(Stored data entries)

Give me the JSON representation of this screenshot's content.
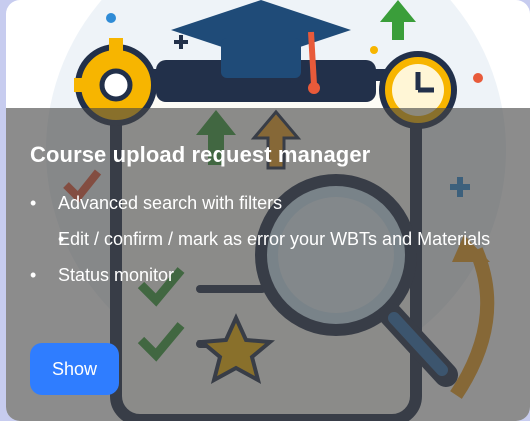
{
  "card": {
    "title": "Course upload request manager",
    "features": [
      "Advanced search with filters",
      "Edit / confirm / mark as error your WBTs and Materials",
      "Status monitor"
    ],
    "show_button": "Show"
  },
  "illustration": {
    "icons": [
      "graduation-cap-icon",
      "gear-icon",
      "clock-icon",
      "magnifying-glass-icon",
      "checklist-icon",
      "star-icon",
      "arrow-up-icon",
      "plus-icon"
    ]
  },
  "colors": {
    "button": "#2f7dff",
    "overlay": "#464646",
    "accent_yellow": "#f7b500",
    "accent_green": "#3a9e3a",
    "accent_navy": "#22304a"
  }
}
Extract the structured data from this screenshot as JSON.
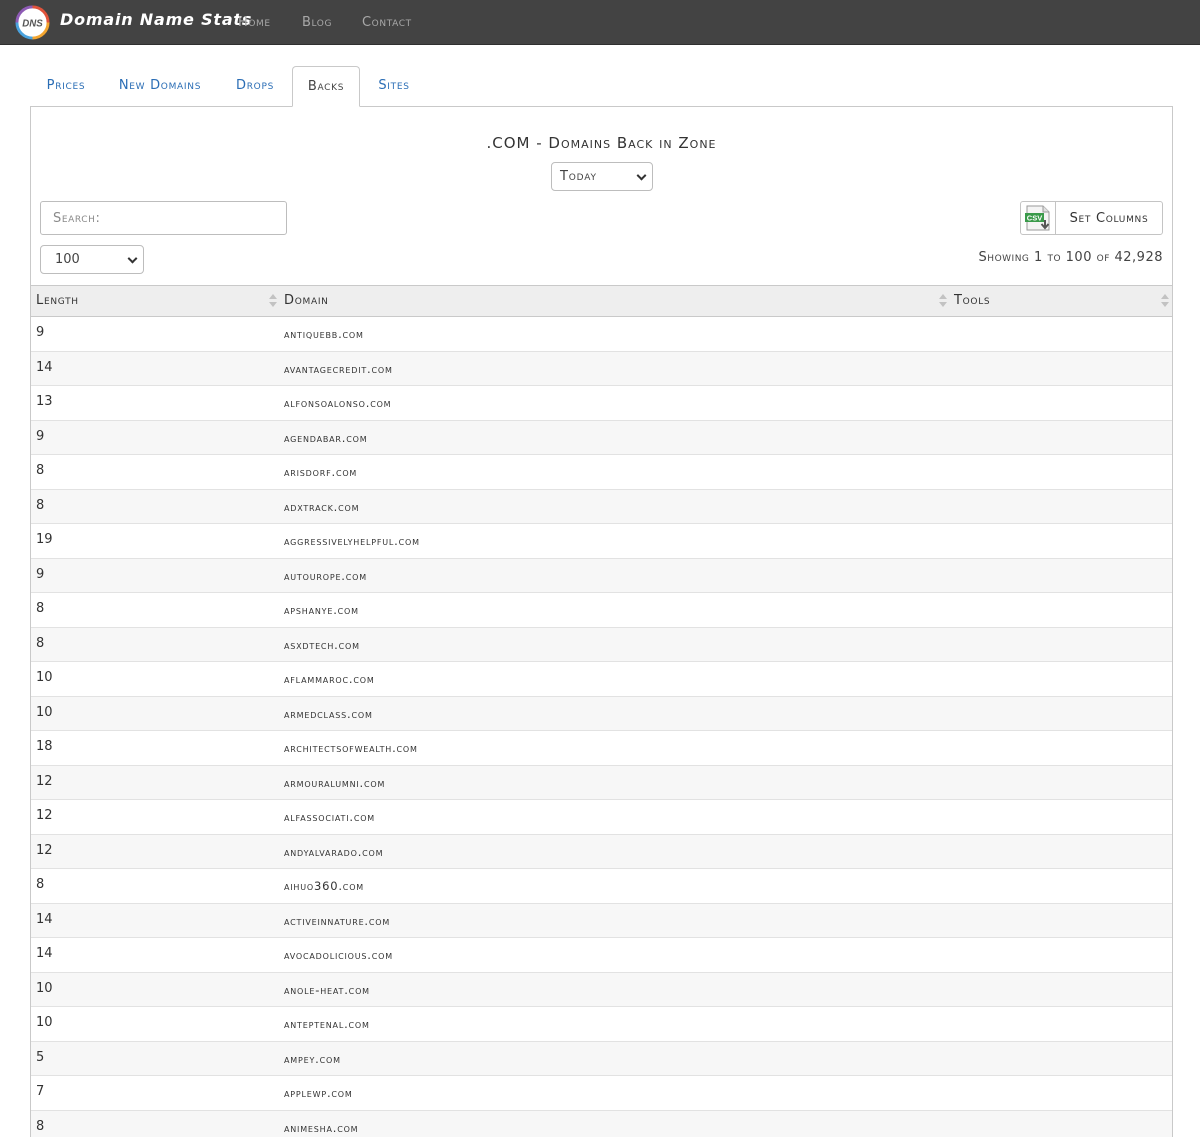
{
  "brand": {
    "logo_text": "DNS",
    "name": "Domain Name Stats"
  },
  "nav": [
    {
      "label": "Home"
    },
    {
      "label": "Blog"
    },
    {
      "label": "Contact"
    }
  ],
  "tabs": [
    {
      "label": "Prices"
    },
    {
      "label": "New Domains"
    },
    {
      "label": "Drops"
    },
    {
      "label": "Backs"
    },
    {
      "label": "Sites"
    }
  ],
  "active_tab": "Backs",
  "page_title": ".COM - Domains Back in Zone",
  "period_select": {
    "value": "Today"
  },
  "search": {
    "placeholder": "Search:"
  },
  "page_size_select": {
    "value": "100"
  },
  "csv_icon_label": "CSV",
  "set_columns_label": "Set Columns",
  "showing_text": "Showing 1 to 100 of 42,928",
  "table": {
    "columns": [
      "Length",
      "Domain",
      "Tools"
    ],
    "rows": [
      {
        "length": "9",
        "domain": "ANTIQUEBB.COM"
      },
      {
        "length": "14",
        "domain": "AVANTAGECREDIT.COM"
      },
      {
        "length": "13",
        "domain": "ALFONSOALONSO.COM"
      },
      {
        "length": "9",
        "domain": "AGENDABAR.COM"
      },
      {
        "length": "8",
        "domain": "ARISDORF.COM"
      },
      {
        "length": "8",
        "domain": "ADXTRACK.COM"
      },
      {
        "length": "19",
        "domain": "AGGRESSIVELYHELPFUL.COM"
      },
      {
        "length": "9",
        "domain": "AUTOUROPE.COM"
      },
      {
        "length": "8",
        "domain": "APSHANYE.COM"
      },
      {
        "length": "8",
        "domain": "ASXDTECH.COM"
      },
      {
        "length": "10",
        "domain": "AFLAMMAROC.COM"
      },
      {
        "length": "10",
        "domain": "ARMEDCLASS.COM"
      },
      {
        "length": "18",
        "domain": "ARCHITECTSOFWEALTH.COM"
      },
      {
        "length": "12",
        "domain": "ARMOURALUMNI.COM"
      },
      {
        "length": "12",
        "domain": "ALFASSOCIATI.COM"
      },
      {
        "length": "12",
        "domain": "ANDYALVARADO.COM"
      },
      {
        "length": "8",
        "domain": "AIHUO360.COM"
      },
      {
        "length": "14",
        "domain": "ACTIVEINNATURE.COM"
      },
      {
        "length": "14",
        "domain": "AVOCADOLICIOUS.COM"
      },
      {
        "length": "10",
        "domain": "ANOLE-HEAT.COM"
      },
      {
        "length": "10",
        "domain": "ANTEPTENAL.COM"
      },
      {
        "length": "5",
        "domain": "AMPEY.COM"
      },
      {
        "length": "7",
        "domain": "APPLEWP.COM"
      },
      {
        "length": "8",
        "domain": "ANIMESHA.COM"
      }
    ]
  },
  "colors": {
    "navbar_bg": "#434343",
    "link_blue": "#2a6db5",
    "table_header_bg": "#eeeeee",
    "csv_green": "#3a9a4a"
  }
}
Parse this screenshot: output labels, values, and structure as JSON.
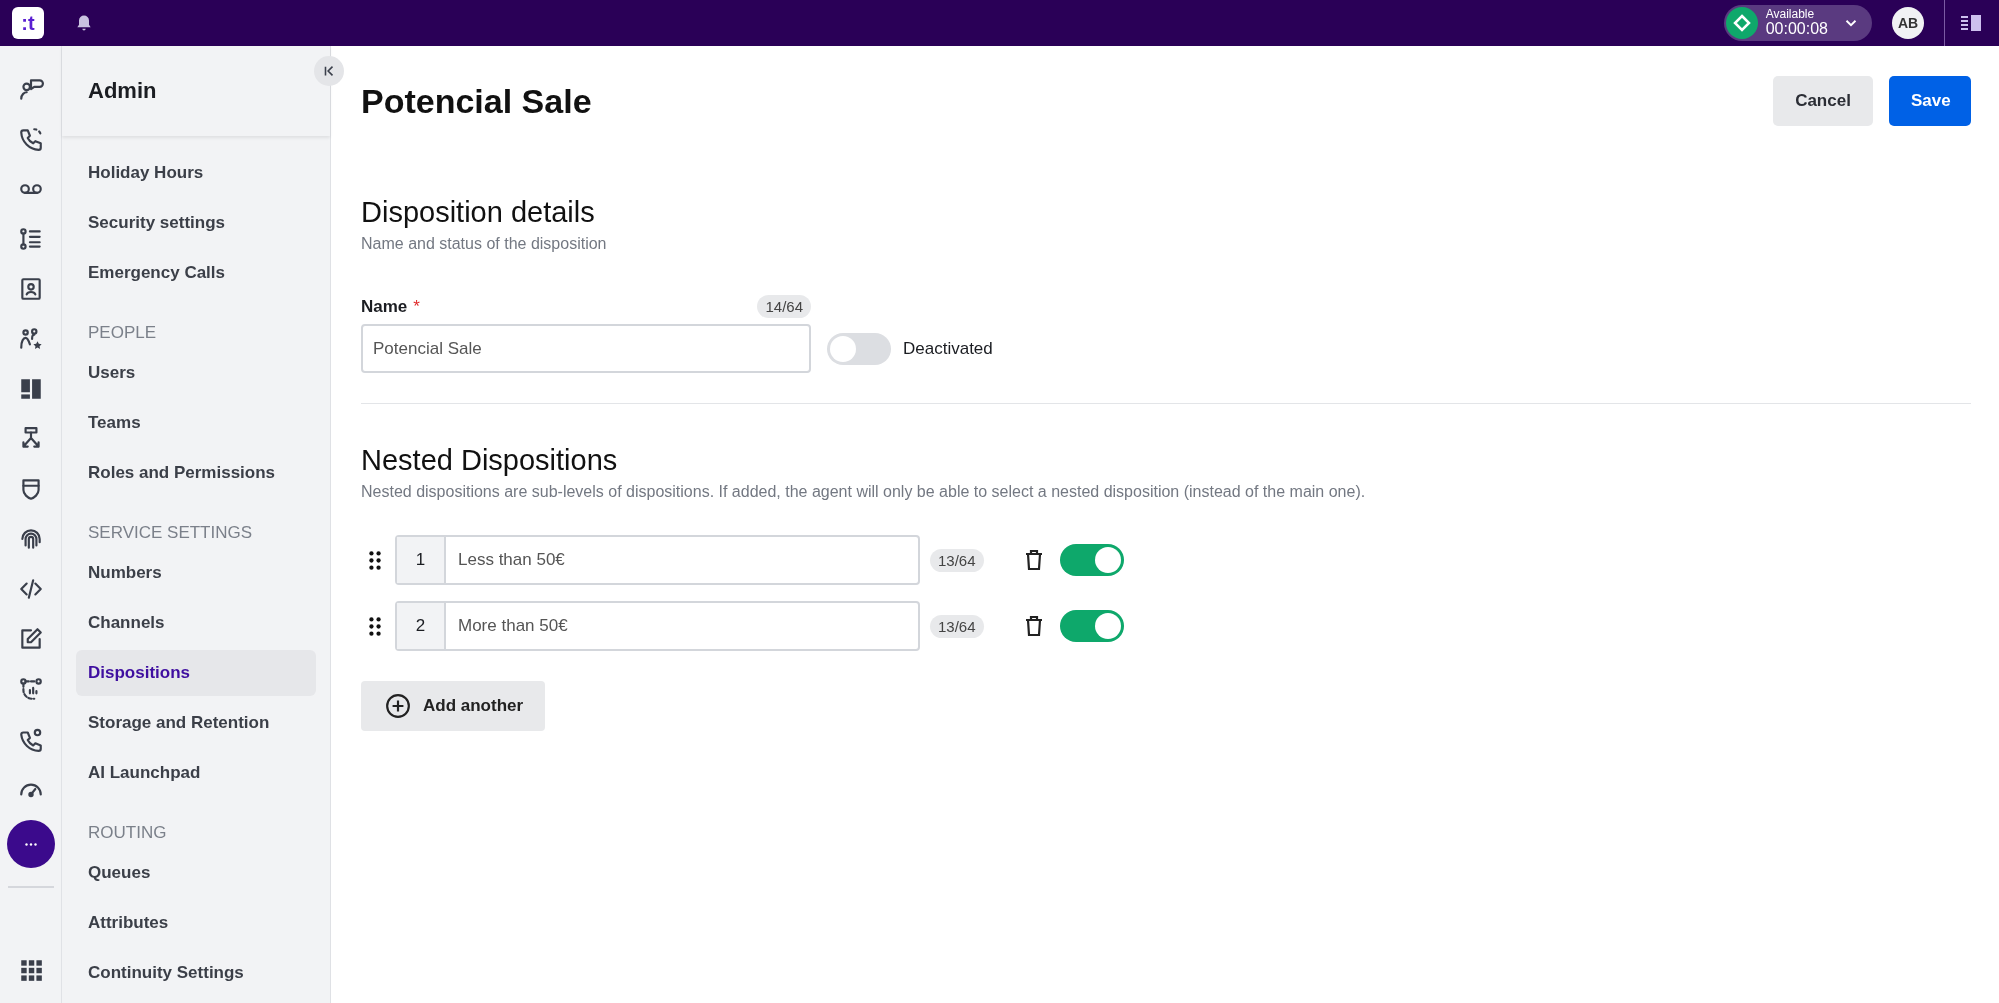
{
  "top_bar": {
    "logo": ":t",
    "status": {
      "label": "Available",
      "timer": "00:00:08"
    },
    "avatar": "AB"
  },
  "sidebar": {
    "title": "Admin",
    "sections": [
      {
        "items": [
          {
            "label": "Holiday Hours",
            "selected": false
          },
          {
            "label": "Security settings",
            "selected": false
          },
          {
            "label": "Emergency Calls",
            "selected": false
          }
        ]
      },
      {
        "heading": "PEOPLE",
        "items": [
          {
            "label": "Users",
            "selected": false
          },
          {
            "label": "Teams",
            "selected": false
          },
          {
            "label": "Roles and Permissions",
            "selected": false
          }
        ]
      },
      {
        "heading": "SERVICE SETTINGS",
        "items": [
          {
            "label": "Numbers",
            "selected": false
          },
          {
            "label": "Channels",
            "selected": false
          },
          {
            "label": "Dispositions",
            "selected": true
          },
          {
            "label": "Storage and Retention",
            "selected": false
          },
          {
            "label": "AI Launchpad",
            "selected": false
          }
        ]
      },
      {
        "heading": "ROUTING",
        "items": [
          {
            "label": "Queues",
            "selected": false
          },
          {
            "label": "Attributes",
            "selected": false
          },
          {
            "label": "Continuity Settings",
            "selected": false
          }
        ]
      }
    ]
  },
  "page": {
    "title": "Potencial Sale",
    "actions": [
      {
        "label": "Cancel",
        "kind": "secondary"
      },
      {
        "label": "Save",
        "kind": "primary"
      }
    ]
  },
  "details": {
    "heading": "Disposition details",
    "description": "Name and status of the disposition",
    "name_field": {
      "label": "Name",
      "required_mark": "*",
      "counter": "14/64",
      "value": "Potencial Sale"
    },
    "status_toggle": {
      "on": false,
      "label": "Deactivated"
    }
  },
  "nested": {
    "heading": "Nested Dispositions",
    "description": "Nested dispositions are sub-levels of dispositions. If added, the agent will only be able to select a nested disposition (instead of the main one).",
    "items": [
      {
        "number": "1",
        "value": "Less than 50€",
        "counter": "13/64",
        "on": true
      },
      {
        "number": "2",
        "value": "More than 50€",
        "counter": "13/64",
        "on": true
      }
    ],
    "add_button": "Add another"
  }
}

WHAT IS ASKED — Every record above must be given again exactly; drop the pictures.

SOLUTION TO THIS TASK —
Give me the JSON representation of this screenshot's content.
{
  "card": {
    "title": "Course upload request manager",
    "features": [
      "Advanced search with filters",
      "Edit / confirm / mark as error your WBTs and Materials",
      "Status monitor"
    ],
    "show_button": "Show"
  },
  "illustration": {
    "icons": [
      "graduation-cap-icon",
      "gear-icon",
      "clock-icon",
      "magnifying-glass-icon",
      "checklist-icon",
      "star-icon",
      "arrow-up-icon",
      "plus-icon"
    ]
  },
  "colors": {
    "button": "#2f7dff",
    "overlay": "#464646",
    "accent_yellow": "#f7b500",
    "accent_green": "#3a9e3a",
    "accent_navy": "#22304a"
  }
}
Extract the structured data from this screenshot as JSON.
{
  "brand": {
    "logo_text": "DNS",
    "name": "Domain Name Stats"
  },
  "nav": [
    {
      "label": "Home"
    },
    {
      "label": "Blog"
    },
    {
      "label": "Contact"
    }
  ],
  "tabs": [
    {
      "label": "Prices"
    },
    {
      "label": "New Domains"
    },
    {
      "label": "Drops"
    },
    {
      "label": "Backs"
    },
    {
      "label": "Sites"
    }
  ],
  "active_tab": "Backs",
  "page_title": ".COM - Domains Back in Zone",
  "period_select": {
    "value": "Today"
  },
  "search": {
    "placeholder": "Search:"
  },
  "page_size_select": {
    "value": "100"
  },
  "csv_icon_label": "CSV",
  "set_columns_label": "Set Columns",
  "showing_text": "Showing 1 to 100 of 42,928",
  "table": {
    "columns": [
      "Length",
      "Domain",
      "Tools"
    ],
    "rows": [
      {
        "length": "9",
        "domain": "ANTIQUEBB.COM"
      },
      {
        "length": "14",
        "domain": "AVANTAGECREDIT.COM"
      },
      {
        "length": "13",
        "domain": "ALFONSOALONSO.COM"
      },
      {
        "length": "9",
        "domain": "AGENDABAR.COM"
      },
      {
        "length": "8",
        "domain": "ARISDORF.COM"
      },
      {
        "length": "8",
        "domain": "ADXTRACK.COM"
      },
      {
        "length": "19",
        "domain": "AGGRESSIVELYHELPFUL.COM"
      },
      {
        "length": "9",
        "domain": "AUTOUROPE.COM"
      },
      {
        "length": "8",
        "domain": "APSHANYE.COM"
      },
      {
        "length": "8",
        "domain": "ASXDTECH.COM"
      },
      {
        "length": "10",
        "domain": "AFLAMMAROC.COM"
      },
      {
        "length": "10",
        "domain": "ARMEDCLASS.COM"
      },
      {
        "length": "18",
        "domain": "ARCHITECTSOFWEALTH.COM"
      },
      {
        "length": "12",
        "domain": "ARMOURALUMNI.COM"
      },
      {
        "length": "12",
        "domain": "ALFASSOCIATI.COM"
      },
      {
        "length": "12",
        "domain": "ANDYALVARADO.COM"
      },
      {
        "length": "8",
        "domain": "AIHUO360.COM"
      },
      {
        "length": "14",
        "domain": "ACTIVEINNATURE.COM"
      },
      {
        "length": "14",
        "domain": "AVOCADOLICIOUS.COM"
      },
      {
        "length": "10",
        "domain": "ANOLE-HEAT.COM"
      },
      {
        "length": "10",
        "domain": "ANTEPTENAL.COM"
      },
      {
        "length": "5",
        "domain": "AMPEY.COM"
      },
      {
        "length": "7",
        "domain": "APPLEWP.COM"
      },
      {
        "length": "8",
        "domain": "ANIMESHA.COM"
      }
    ]
  },
  "colors": {
    "navbar_bg": "#434343",
    "link_blue": "#2a6db5",
    "table_header_bg": "#eeeeee",
    "csv_green": "#3a9a4a"
  }
}
Parse this screenshot: output labels, values, and structure as JSON.
{
  "top_bar": {
    "logo": ":t",
    "status": {
      "label": "Available",
      "timer": "00:00:08"
    },
    "avatar": "AB"
  },
  "sidebar": {
    "title": "Admin",
    "sections": [
      {
        "items": [
          {
            "label": "Holiday Hours",
            "selected": false
          },
          {
            "label": "Security settings",
            "selected": false
          },
          {
            "label": "Emergency Calls",
            "selected": false
          }
        ]
      },
      {
        "heading": "PEOPLE",
        "items": [
          {
            "label": "Users",
            "selected": false
          },
          {
            "label": "Teams",
            "selected": false
          },
          {
            "label": "Roles and Permissions",
            "selected": false
          }
        ]
      },
      {
        "heading": "SERVICE SETTINGS",
        "items": [
          {
            "label": "Numbers",
            "selected": false
          },
          {
            "label": "Channels",
            "selected": false
          },
          {
            "label": "Dispositions",
            "selected": true
          },
          {
            "label": "Storage and Retention",
            "selected": false
          },
          {
            "label": "AI Launchpad",
            "selected": false
          }
        ]
      },
      {
        "heading": "ROUTING",
        "items": [
          {
            "label": "Queues",
            "selected": false
          },
          {
            "label": "Attributes",
            "selected": false
          },
          {
            "label": "Continuity Settings",
            "selected": false
          }
        ]
      }
    ]
  },
  "page": {
    "title": "Potencial Sale",
    "actions": [
      {
        "label": "Cancel",
        "kind": "secondary"
      },
      {
        "label": "Save",
        "kind": "primary"
      }
    ]
  },
  "details": {
    "heading": "Disposition details",
    "description": "Name and status of the disposition",
    "name_field": {
      "label": "Name",
      "required_mark": "*",
      "counter": "14/64",
      "value": "Potencial Sale"
    },
    "status_toggle": {
      "on": false,
      "label": "Deactivated"
    }
  },
  "nested": {
    "heading": "Nested Dispositions",
    "description": "Nested dispositions are sub-levels of dispositions. If added, the agent will only be able to select a nested disposition (instead of the main one).",
    "items": [
      {
        "number": "1",
        "value": "Less than 50€",
        "counter": "13/64",
        "on": true
      },
      {
        "number": "2",
        "value": "More than 50€",
        "counter": "13/64",
        "on": true
      }
    ],
    "add_button": "Add another"
  }
}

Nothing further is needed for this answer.